--- REQUIREMENT ---
Identify and pull out each line of the entries in which "value" occurs.

--- DATASET RECORDS ---
====

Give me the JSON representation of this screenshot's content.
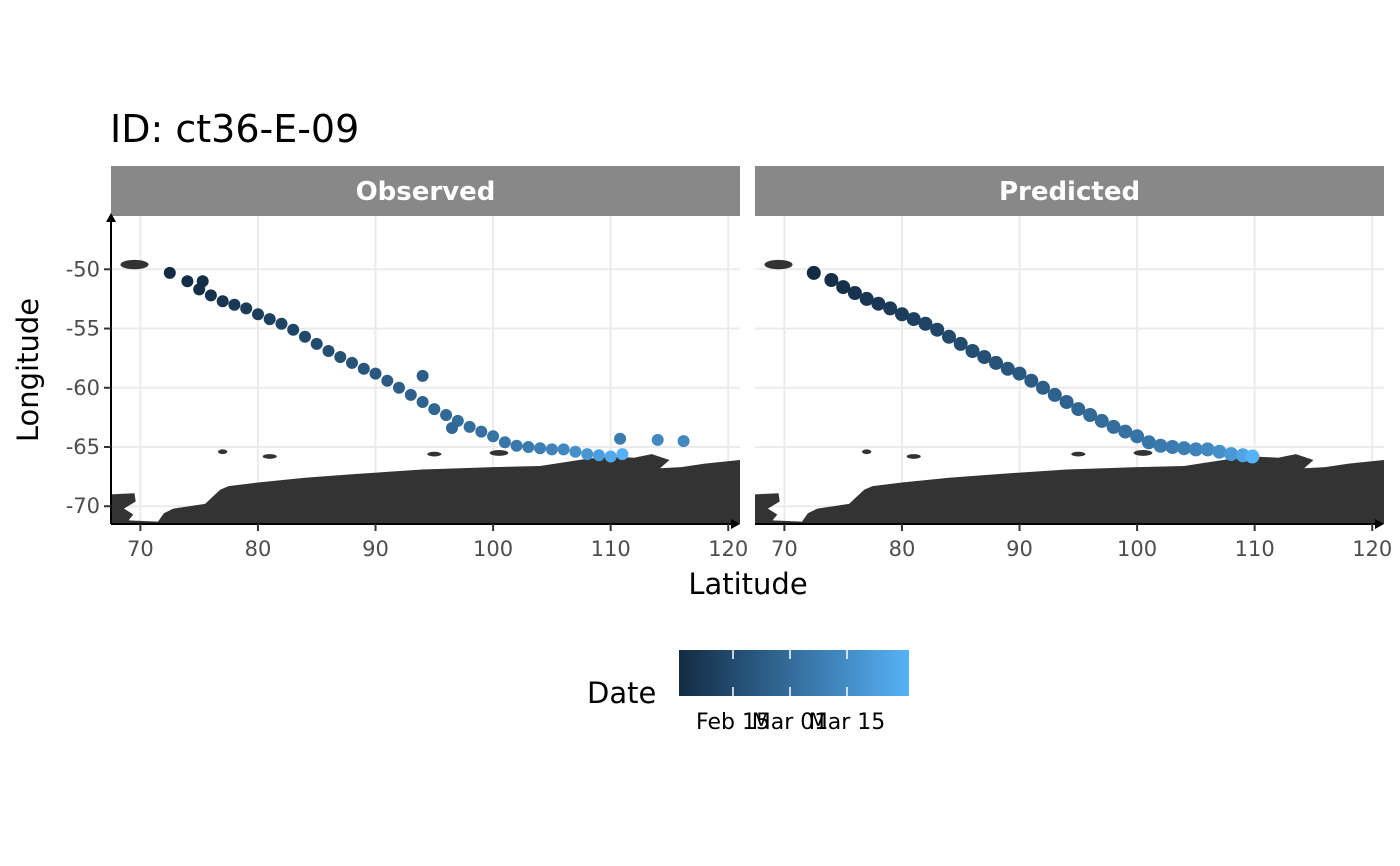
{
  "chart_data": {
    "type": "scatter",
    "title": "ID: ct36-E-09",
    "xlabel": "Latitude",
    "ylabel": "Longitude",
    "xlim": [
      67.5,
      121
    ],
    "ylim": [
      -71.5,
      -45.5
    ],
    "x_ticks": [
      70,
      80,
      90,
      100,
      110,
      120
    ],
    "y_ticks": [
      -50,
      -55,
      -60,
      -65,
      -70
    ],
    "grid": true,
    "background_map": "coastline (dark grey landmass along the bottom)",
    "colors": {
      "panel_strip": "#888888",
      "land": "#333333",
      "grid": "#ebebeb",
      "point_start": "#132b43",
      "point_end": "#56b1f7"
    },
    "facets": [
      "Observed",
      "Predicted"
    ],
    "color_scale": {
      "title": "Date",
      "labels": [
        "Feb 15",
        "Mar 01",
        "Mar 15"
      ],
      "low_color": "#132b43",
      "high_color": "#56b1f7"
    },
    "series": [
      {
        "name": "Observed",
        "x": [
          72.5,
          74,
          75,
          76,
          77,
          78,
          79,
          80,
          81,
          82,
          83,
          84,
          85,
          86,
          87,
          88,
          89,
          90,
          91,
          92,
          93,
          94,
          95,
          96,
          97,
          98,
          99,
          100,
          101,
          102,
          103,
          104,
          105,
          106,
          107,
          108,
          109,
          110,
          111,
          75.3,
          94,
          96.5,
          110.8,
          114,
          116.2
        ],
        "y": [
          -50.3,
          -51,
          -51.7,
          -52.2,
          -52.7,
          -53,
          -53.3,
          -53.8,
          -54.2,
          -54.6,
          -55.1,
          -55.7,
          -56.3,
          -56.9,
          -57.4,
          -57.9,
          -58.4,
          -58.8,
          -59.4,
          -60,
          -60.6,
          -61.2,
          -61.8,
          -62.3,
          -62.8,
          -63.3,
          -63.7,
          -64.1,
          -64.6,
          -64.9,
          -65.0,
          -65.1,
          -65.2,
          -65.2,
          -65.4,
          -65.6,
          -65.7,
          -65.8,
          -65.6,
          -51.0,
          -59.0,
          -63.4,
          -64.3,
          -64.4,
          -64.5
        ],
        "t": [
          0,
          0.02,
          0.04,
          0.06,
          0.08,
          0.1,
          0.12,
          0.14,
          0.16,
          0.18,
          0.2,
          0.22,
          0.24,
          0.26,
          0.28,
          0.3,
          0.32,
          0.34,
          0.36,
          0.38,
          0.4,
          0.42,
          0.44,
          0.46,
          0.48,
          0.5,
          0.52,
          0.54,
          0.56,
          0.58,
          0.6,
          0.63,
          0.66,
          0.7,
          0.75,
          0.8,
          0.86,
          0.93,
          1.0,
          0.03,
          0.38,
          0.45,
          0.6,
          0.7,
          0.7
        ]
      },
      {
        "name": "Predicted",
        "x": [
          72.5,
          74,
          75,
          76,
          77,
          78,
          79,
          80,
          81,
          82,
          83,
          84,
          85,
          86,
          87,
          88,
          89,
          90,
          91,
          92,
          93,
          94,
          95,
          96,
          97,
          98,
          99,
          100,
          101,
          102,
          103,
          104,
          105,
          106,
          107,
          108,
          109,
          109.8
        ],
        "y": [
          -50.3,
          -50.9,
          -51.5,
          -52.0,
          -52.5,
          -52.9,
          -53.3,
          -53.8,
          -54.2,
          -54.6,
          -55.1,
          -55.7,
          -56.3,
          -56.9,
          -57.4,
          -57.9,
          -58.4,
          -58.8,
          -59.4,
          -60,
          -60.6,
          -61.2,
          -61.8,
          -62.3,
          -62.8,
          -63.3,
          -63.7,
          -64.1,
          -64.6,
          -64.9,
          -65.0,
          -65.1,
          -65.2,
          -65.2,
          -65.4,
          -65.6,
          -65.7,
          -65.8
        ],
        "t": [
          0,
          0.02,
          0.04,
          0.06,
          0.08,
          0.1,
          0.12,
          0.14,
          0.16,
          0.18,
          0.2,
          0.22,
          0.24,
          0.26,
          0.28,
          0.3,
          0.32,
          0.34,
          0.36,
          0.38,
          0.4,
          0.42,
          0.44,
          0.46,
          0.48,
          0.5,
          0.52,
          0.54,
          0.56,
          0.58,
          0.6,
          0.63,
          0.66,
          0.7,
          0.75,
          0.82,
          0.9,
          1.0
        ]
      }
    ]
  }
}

====

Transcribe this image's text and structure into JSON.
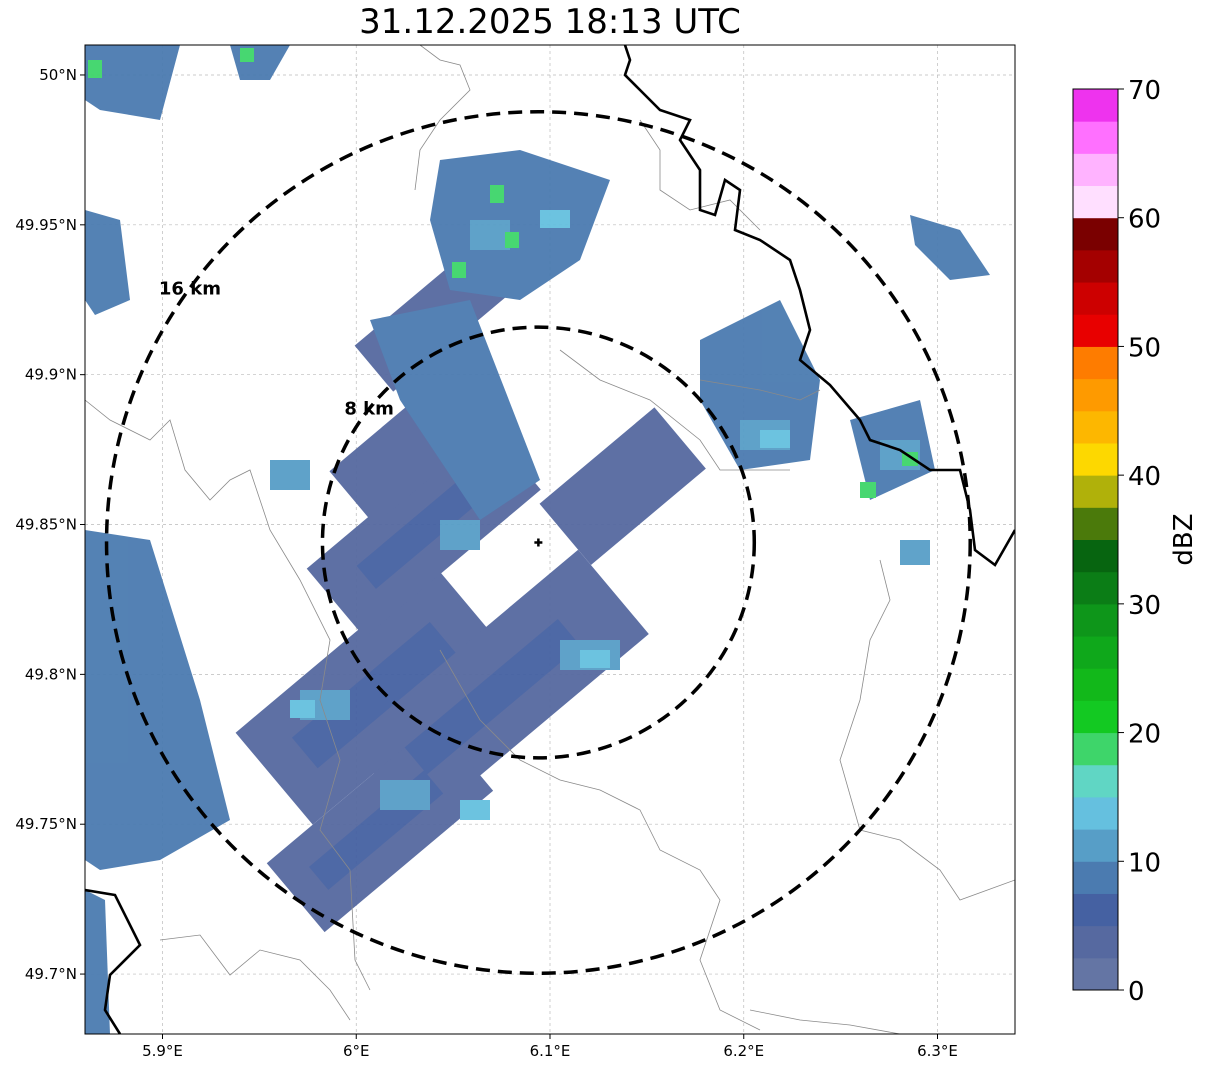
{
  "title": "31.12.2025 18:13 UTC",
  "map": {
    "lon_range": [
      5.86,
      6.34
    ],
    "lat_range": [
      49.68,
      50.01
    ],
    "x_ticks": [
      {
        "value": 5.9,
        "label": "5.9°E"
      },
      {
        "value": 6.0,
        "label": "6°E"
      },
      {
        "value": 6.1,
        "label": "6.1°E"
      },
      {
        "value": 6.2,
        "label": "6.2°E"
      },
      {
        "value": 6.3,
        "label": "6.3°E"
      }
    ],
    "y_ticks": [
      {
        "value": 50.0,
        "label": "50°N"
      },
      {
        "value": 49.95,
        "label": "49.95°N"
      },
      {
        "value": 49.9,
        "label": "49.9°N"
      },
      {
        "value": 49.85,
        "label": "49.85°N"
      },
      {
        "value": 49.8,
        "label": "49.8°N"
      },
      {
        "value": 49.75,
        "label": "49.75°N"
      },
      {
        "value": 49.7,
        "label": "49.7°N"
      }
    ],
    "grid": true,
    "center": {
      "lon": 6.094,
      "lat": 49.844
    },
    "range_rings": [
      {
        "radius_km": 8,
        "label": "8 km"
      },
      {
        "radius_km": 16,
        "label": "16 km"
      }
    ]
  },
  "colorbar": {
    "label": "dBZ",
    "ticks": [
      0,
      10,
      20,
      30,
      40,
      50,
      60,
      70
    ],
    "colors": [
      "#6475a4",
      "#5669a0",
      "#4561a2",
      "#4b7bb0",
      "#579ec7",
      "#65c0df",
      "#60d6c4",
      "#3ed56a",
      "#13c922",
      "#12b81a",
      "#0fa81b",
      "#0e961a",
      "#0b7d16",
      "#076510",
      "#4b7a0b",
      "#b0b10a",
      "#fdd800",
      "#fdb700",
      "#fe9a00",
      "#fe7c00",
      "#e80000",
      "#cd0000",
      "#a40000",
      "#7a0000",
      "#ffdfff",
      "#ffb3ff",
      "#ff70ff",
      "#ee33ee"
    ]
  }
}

====

--- TASK SOLUTION ---
        "value": 5.9,
        "value": 6.0,
        "value": 6.1,
        "value": 6.2,
        "value": 6.3,
        "value": 50.0,
        "value": 49.95,
        "value": 49.9,
        "value": 49.85,
        "value": 49.8,
        "value": 49.75,
        "value": 49.7,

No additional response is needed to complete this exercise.